Your goal
Transcribe all of the material exactly. Any picture in it should be left out.

┏━━

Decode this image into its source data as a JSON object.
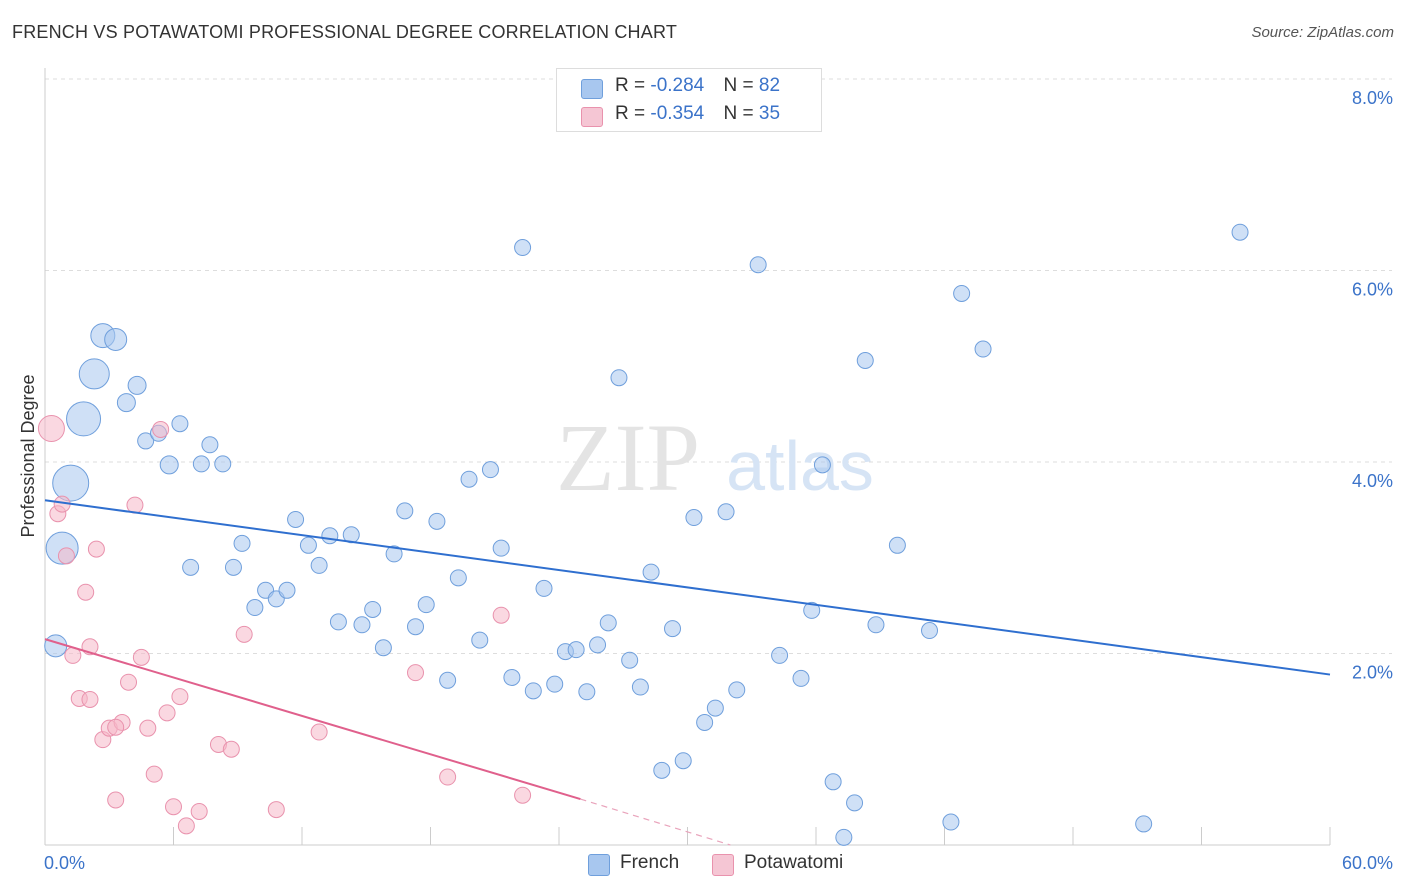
{
  "title": "FRENCH VS POTAWATOMI PROFESSIONAL DEGREE CORRELATION CHART",
  "source": "Source: ZipAtlas.com",
  "watermark": {
    "zip": "ZIP",
    "atlas": "atlas"
  },
  "legend": {
    "french": {
      "r_label": "R = ",
      "r_value": "-0.284",
      "n_label": "N = ",
      "n_value": "82",
      "color": "#a8c7ef"
    },
    "potawatomi": {
      "r_label": "R = ",
      "r_value": "-0.354",
      "n_label": "N = ",
      "n_value": "35",
      "color": "#f5b8c9"
    }
  },
  "bottom_legend": {
    "french": "French",
    "potawatomi": "Potawatomi"
  },
  "chart_data": {
    "type": "scatter",
    "title": "FRENCH VS POTAWATOMI PROFESSIONAL DEGREE CORRELATION CHART",
    "xlabel": "",
    "ylabel": "Professional Degree",
    "xlim": [
      0,
      60
    ],
    "ylim": [
      0,
      8.0
    ],
    "x_tick_labels": [
      "0.0%",
      "60.0%"
    ],
    "y_ticks": [
      2.0,
      4.0,
      6.0,
      8.0
    ],
    "y_tick_labels": [
      "2.0%",
      "4.0%",
      "6.0%",
      "8.0%"
    ],
    "grid": true,
    "series": [
      {
        "name": "French",
        "color": "#a8c7ef",
        "edge": "#6f9fdc",
        "trend": {
          "x": [
            0,
            60
          ],
          "y": [
            3.6,
            1.78
          ],
          "color": "#2f6fcf"
        },
        "points": [
          [
            0.5,
            2.08,
            11
          ],
          [
            0.8,
            3.1,
            16
          ],
          [
            1.2,
            3.78,
            18
          ],
          [
            1.8,
            4.45,
            17
          ],
          [
            2.3,
            4.92,
            15
          ],
          [
            2.7,
            5.32,
            12
          ],
          [
            3.3,
            5.28,
            11
          ],
          [
            3.8,
            4.62,
            9
          ],
          [
            4.3,
            4.8,
            9
          ],
          [
            4.7,
            4.22,
            8
          ],
          [
            5.3,
            4.3,
            8
          ],
          [
            5.8,
            3.97,
            9
          ],
          [
            6.3,
            4.4,
            8
          ],
          [
            6.8,
            2.9,
            8
          ],
          [
            7.3,
            3.98,
            8
          ],
          [
            7.7,
            4.18,
            8
          ],
          [
            8.3,
            3.98,
            8
          ],
          [
            8.8,
            2.9,
            8
          ],
          [
            9.2,
            3.15,
            8
          ],
          [
            9.8,
            2.48,
            8
          ],
          [
            10.3,
            2.66,
            8
          ],
          [
            10.8,
            2.57,
            8
          ],
          [
            11.3,
            2.66,
            8
          ],
          [
            11.7,
            3.4,
            8
          ],
          [
            12.3,
            3.13,
            8
          ],
          [
            12.8,
            2.92,
            8
          ],
          [
            13.3,
            3.23,
            8
          ],
          [
            13.7,
            2.33,
            8
          ],
          [
            14.3,
            3.24,
            8
          ],
          [
            14.8,
            2.3,
            8
          ],
          [
            15.3,
            2.46,
            8
          ],
          [
            15.8,
            2.06,
            8
          ],
          [
            16.3,
            3.04,
            8
          ],
          [
            16.8,
            3.49,
            8
          ],
          [
            17.3,
            2.28,
            8
          ],
          [
            17.8,
            2.51,
            8
          ],
          [
            18.3,
            3.38,
            8
          ],
          [
            18.8,
            1.72,
            8
          ],
          [
            19.3,
            2.79,
            8
          ],
          [
            19.8,
            3.82,
            8
          ],
          [
            20.3,
            2.14,
            8
          ],
          [
            20.8,
            3.92,
            8
          ],
          [
            21.3,
            3.1,
            8
          ],
          [
            21.8,
            1.75,
            8
          ],
          [
            22.3,
            6.24,
            8
          ],
          [
            22.8,
            1.61,
            8
          ],
          [
            23.3,
            2.68,
            8
          ],
          [
            23.8,
            1.68,
            8
          ],
          [
            24.3,
            2.02,
            8
          ],
          [
            24.8,
            2.04,
            8
          ],
          [
            25.3,
            1.6,
            8
          ],
          [
            25.8,
            2.09,
            8
          ],
          [
            26.3,
            2.32,
            8
          ],
          [
            26.8,
            4.88,
            8
          ],
          [
            27.3,
            1.93,
            8
          ],
          [
            27.8,
            1.65,
            8
          ],
          [
            28.3,
            2.85,
            8
          ],
          [
            28.8,
            0.78,
            8
          ],
          [
            29.3,
            2.26,
            8
          ],
          [
            29.8,
            0.88,
            8
          ],
          [
            30.3,
            3.42,
            8
          ],
          [
            30.8,
            1.28,
            8
          ],
          [
            31.3,
            1.43,
            8
          ],
          [
            31.8,
            3.48,
            8
          ],
          [
            32.3,
            1.62,
            8
          ],
          [
            33.3,
            6.06,
            8
          ],
          [
            34.3,
            1.98,
            8
          ],
          [
            35.3,
            1.74,
            8
          ],
          [
            35.8,
            2.45,
            8
          ],
          [
            36.3,
            3.97,
            8
          ],
          [
            36.8,
            0.66,
            8
          ],
          [
            37.3,
            0.08,
            8
          ],
          [
            37.8,
            0.44,
            8
          ],
          [
            38.3,
            5.06,
            8
          ],
          [
            38.8,
            2.3,
            8
          ],
          [
            39.8,
            3.13,
            8
          ],
          [
            41.3,
            2.24,
            8
          ],
          [
            42.3,
            0.24,
            8
          ],
          [
            42.8,
            5.76,
            8
          ],
          [
            43.8,
            5.18,
            8
          ],
          [
            51.3,
            0.22,
            8
          ],
          [
            55.8,
            6.4,
            8
          ]
        ]
      },
      {
        "name": "Potawatomi",
        "color": "#f5b8c9",
        "edge": "#e992ad",
        "trend": {
          "x": [
            0,
            25
          ],
          "y": [
            2.15,
            0.48
          ],
          "dash_to": [
            32,
            0.0
          ],
          "color": "#e0608c"
        },
        "points": [
          [
            0.3,
            4.35,
            13
          ],
          [
            0.6,
            3.46,
            8
          ],
          [
            0.8,
            3.56,
            8
          ],
          [
            1.0,
            3.02,
            8
          ],
          [
            1.3,
            1.98,
            8
          ],
          [
            1.6,
            1.53,
            8
          ],
          [
            1.9,
            2.64,
            8
          ],
          [
            2.1,
            1.52,
            8
          ],
          [
            2.4,
            3.09,
            8
          ],
          [
            2.7,
            1.1,
            8
          ],
          [
            3.0,
            1.22,
            8
          ],
          [
            3.3,
            0.47,
            8
          ],
          [
            3.6,
            1.28,
            8
          ],
          [
            3.9,
            1.7,
            8
          ],
          [
            4.2,
            3.55,
            8
          ],
          [
            4.5,
            1.96,
            8
          ],
          [
            4.8,
            1.22,
            8
          ],
          [
            5.1,
            0.74,
            8
          ],
          [
            5.4,
            4.34,
            8
          ],
          [
            5.7,
            1.38,
            8
          ],
          [
            6.0,
            0.4,
            8
          ],
          [
            6.3,
            1.55,
            8
          ],
          [
            6.6,
            0.2,
            8
          ],
          [
            7.2,
            0.35,
            8
          ],
          [
            8.1,
            1.05,
            8
          ],
          [
            8.7,
            1.0,
            8
          ],
          [
            9.3,
            2.2,
            8
          ],
          [
            10.8,
            0.37,
            8
          ],
          [
            12.8,
            1.18,
            8
          ],
          [
            17.3,
            1.8,
            8
          ],
          [
            18.8,
            0.71,
            8
          ],
          [
            21.3,
            2.4,
            8
          ],
          [
            22.3,
            0.52,
            8
          ],
          [
            3.3,
            1.23,
            8
          ],
          [
            2.1,
            2.07,
            8
          ]
        ]
      }
    ]
  }
}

┗━━

In response
Decode this image into its source data as a JSON object.
{
  "title": "FRENCH VS POTAWATOMI PROFESSIONAL DEGREE CORRELATION CHART",
  "source": "Source: ZipAtlas.com",
  "watermark": {
    "zip": "ZIP",
    "atlas": "atlas"
  },
  "legend": {
    "french": {
      "r_label": "R = ",
      "r_value": "-0.284",
      "n_label": "N = ",
      "n_value": "82",
      "color": "#a8c7ef"
    },
    "potawatomi": {
      "r_label": "R = ",
      "r_value": "-0.354",
      "n_label": "N = ",
      "n_value": "35",
      "color": "#f5b8c9"
    }
  },
  "bottom_legend": {
    "french": "French",
    "potawatomi": "Potawatomi"
  },
  "chart_data": {
    "type": "scatter",
    "title": "FRENCH VS POTAWATOMI PROFESSIONAL DEGREE CORRELATION CHART",
    "xlabel": "",
    "ylabel": "Professional Degree",
    "xlim": [
      0,
      60
    ],
    "ylim": [
      0,
      8.0
    ],
    "x_tick_labels": [
      "0.0%",
      "60.0%"
    ],
    "y_ticks": [
      2.0,
      4.0,
      6.0,
      8.0
    ],
    "y_tick_labels": [
      "2.0%",
      "4.0%",
      "6.0%",
      "8.0%"
    ],
    "grid": true,
    "series": [
      {
        "name": "French",
        "color": "#a8c7ef",
        "edge": "#6f9fdc",
        "trend": {
          "x": [
            0,
            60
          ],
          "y": [
            3.6,
            1.78
          ],
          "color": "#2f6fcf"
        },
        "points": [
          [
            0.5,
            2.08,
            11
          ],
          [
            0.8,
            3.1,
            16
          ],
          [
            1.2,
            3.78,
            18
          ],
          [
            1.8,
            4.45,
            17
          ],
          [
            2.3,
            4.92,
            15
          ],
          [
            2.7,
            5.32,
            12
          ],
          [
            3.3,
            5.28,
            11
          ],
          [
            3.8,
            4.62,
            9
          ],
          [
            4.3,
            4.8,
            9
          ],
          [
            4.7,
            4.22,
            8
          ],
          [
            5.3,
            4.3,
            8
          ],
          [
            5.8,
            3.97,
            9
          ],
          [
            6.3,
            4.4,
            8
          ],
          [
            6.8,
            2.9,
            8
          ],
          [
            7.3,
            3.98,
            8
          ],
          [
            7.7,
            4.18,
            8
          ],
          [
            8.3,
            3.98,
            8
          ],
          [
            8.8,
            2.9,
            8
          ],
          [
            9.2,
            3.15,
            8
          ],
          [
            9.8,
            2.48,
            8
          ],
          [
            10.3,
            2.66,
            8
          ],
          [
            10.8,
            2.57,
            8
          ],
          [
            11.3,
            2.66,
            8
          ],
          [
            11.7,
            3.4,
            8
          ],
          [
            12.3,
            3.13,
            8
          ],
          [
            12.8,
            2.92,
            8
          ],
          [
            13.3,
            3.23,
            8
          ],
          [
            13.7,
            2.33,
            8
          ],
          [
            14.3,
            3.24,
            8
          ],
          [
            14.8,
            2.3,
            8
          ],
          [
            15.3,
            2.46,
            8
          ],
          [
            15.8,
            2.06,
            8
          ],
          [
            16.3,
            3.04,
            8
          ],
          [
            16.8,
            3.49,
            8
          ],
          [
            17.3,
            2.28,
            8
          ],
          [
            17.8,
            2.51,
            8
          ],
          [
            18.3,
            3.38,
            8
          ],
          [
            18.8,
            1.72,
            8
          ],
          [
            19.3,
            2.79,
            8
          ],
          [
            19.8,
            3.82,
            8
          ],
          [
            20.3,
            2.14,
            8
          ],
          [
            20.8,
            3.92,
            8
          ],
          [
            21.3,
            3.1,
            8
          ],
          [
            21.8,
            1.75,
            8
          ],
          [
            22.3,
            6.24,
            8
          ],
          [
            22.8,
            1.61,
            8
          ],
          [
            23.3,
            2.68,
            8
          ],
          [
            23.8,
            1.68,
            8
          ],
          [
            24.3,
            2.02,
            8
          ],
          [
            24.8,
            2.04,
            8
          ],
          [
            25.3,
            1.6,
            8
          ],
          [
            25.8,
            2.09,
            8
          ],
          [
            26.3,
            2.32,
            8
          ],
          [
            26.8,
            4.88,
            8
          ],
          [
            27.3,
            1.93,
            8
          ],
          [
            27.8,
            1.65,
            8
          ],
          [
            28.3,
            2.85,
            8
          ],
          [
            28.8,
            0.78,
            8
          ],
          [
            29.3,
            2.26,
            8
          ],
          [
            29.8,
            0.88,
            8
          ],
          [
            30.3,
            3.42,
            8
          ],
          [
            30.8,
            1.28,
            8
          ],
          [
            31.3,
            1.43,
            8
          ],
          [
            31.8,
            3.48,
            8
          ],
          [
            32.3,
            1.62,
            8
          ],
          [
            33.3,
            6.06,
            8
          ],
          [
            34.3,
            1.98,
            8
          ],
          [
            35.3,
            1.74,
            8
          ],
          [
            35.8,
            2.45,
            8
          ],
          [
            36.3,
            3.97,
            8
          ],
          [
            36.8,
            0.66,
            8
          ],
          [
            37.3,
            0.08,
            8
          ],
          [
            37.8,
            0.44,
            8
          ],
          [
            38.3,
            5.06,
            8
          ],
          [
            38.8,
            2.3,
            8
          ],
          [
            39.8,
            3.13,
            8
          ],
          [
            41.3,
            2.24,
            8
          ],
          [
            42.3,
            0.24,
            8
          ],
          [
            42.8,
            5.76,
            8
          ],
          [
            43.8,
            5.18,
            8
          ],
          [
            51.3,
            0.22,
            8
          ],
          [
            55.8,
            6.4,
            8
          ]
        ]
      },
      {
        "name": "Potawatomi",
        "color": "#f5b8c9",
        "edge": "#e992ad",
        "trend": {
          "x": [
            0,
            25
          ],
          "y": [
            2.15,
            0.48
          ],
          "dash_to": [
            32,
            0.0
          ],
          "color": "#e0608c"
        },
        "points": [
          [
            0.3,
            4.35,
            13
          ],
          [
            0.6,
            3.46,
            8
          ],
          [
            0.8,
            3.56,
            8
          ],
          [
            1.0,
            3.02,
            8
          ],
          [
            1.3,
            1.98,
            8
          ],
          [
            1.6,
            1.53,
            8
          ],
          [
            1.9,
            2.64,
            8
          ],
          [
            2.1,
            1.52,
            8
          ],
          [
            2.4,
            3.09,
            8
          ],
          [
            2.7,
            1.1,
            8
          ],
          [
            3.0,
            1.22,
            8
          ],
          [
            3.3,
            0.47,
            8
          ],
          [
            3.6,
            1.28,
            8
          ],
          [
            3.9,
            1.7,
            8
          ],
          [
            4.2,
            3.55,
            8
          ],
          [
            4.5,
            1.96,
            8
          ],
          [
            4.8,
            1.22,
            8
          ],
          [
            5.1,
            0.74,
            8
          ],
          [
            5.4,
            4.34,
            8
          ],
          [
            5.7,
            1.38,
            8
          ],
          [
            6.0,
            0.4,
            8
          ],
          [
            6.3,
            1.55,
            8
          ],
          [
            6.6,
            0.2,
            8
          ],
          [
            7.2,
            0.35,
            8
          ],
          [
            8.1,
            1.05,
            8
          ],
          [
            8.7,
            1.0,
            8
          ],
          [
            9.3,
            2.2,
            8
          ],
          [
            10.8,
            0.37,
            8
          ],
          [
            12.8,
            1.18,
            8
          ],
          [
            17.3,
            1.8,
            8
          ],
          [
            18.8,
            0.71,
            8
          ],
          [
            21.3,
            2.4,
            8
          ],
          [
            22.3,
            0.52,
            8
          ],
          [
            3.3,
            1.23,
            8
          ],
          [
            2.1,
            2.07,
            8
          ]
        ]
      }
    ]
  }
}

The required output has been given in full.